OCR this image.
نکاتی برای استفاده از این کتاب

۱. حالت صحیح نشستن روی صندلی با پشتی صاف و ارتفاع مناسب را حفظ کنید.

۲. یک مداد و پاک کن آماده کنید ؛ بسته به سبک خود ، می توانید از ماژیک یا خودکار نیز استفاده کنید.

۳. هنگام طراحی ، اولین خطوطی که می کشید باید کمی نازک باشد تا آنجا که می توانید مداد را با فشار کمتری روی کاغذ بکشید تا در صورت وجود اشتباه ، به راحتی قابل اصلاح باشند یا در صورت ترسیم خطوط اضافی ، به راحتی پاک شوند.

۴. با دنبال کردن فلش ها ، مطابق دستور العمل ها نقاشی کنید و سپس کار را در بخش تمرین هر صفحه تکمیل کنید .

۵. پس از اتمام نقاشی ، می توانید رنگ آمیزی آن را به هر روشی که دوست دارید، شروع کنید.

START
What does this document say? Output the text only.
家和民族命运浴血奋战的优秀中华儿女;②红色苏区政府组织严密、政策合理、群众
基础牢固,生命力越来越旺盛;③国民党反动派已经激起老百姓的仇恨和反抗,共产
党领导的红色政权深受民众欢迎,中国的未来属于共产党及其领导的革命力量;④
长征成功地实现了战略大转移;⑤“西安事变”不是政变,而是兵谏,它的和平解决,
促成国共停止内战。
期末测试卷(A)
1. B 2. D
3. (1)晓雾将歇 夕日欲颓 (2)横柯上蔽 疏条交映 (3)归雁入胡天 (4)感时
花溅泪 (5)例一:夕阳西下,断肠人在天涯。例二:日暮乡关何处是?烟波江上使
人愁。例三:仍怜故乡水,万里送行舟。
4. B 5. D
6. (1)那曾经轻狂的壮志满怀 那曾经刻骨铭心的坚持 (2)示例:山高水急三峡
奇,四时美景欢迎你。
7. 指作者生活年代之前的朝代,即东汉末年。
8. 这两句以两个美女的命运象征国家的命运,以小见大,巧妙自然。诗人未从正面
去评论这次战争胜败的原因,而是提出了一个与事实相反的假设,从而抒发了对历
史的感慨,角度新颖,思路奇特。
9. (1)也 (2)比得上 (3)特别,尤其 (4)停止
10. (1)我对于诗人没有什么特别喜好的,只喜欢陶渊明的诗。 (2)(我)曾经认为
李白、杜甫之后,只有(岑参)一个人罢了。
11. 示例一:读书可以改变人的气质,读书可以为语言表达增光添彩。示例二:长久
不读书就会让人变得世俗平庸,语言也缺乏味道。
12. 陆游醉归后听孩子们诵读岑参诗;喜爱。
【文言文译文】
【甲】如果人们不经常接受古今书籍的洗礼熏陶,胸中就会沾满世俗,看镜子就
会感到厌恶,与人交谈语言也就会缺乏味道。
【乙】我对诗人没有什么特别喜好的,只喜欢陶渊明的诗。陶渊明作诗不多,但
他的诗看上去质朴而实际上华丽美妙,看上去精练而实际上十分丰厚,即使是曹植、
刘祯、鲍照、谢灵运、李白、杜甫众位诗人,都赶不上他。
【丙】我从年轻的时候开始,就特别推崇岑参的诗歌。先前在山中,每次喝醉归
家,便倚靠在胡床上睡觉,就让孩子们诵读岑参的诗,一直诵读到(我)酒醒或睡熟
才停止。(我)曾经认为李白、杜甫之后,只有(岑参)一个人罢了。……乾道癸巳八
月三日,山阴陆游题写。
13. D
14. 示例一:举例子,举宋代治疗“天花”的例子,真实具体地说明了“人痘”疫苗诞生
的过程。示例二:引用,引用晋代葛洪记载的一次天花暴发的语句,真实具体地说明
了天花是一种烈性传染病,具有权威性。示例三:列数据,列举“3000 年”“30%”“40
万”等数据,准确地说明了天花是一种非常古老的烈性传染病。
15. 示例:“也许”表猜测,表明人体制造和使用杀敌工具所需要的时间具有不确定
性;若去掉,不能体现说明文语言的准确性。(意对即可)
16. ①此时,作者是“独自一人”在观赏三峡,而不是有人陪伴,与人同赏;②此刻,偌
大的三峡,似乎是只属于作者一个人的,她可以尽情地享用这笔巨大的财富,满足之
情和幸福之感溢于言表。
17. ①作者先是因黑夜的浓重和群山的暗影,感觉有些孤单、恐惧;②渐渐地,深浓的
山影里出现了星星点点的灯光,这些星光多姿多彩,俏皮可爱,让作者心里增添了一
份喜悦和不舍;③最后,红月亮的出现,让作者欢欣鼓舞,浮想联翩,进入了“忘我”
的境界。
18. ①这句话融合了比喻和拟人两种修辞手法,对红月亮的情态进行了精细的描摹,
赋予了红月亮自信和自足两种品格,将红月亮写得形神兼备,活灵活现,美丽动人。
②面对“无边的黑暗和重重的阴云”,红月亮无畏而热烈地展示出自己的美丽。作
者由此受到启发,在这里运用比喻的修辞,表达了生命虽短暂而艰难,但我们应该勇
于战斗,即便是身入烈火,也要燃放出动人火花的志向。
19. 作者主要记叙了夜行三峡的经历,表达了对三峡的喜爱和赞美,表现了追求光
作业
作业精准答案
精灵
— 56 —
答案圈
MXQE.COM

### Task to carry out:
Gather all lines where the word "کنید" appears.

### Task output:
۱. حالت صحیح نشستن روی صندلی با پشتی صاف و ارتفاع مناسب را حفظ کنید.
۲. یک مداد و پاک کن آماده کنید ؛ بسته به سبک خود ، می توانید از ماژیک یا خودکار نیز استفاده کنید.
۴. با دنبال کردن فلش ها ، مطابق دستور العمل ها نقاشی کنید و سپس کار را در بخش تمرین هر صفحه تکمیل کنید .
۵. پس از اتمام نقاشی ، می توانید رنگ آمیزی آن را به هر روشی که دوست دارید، شروع کنید.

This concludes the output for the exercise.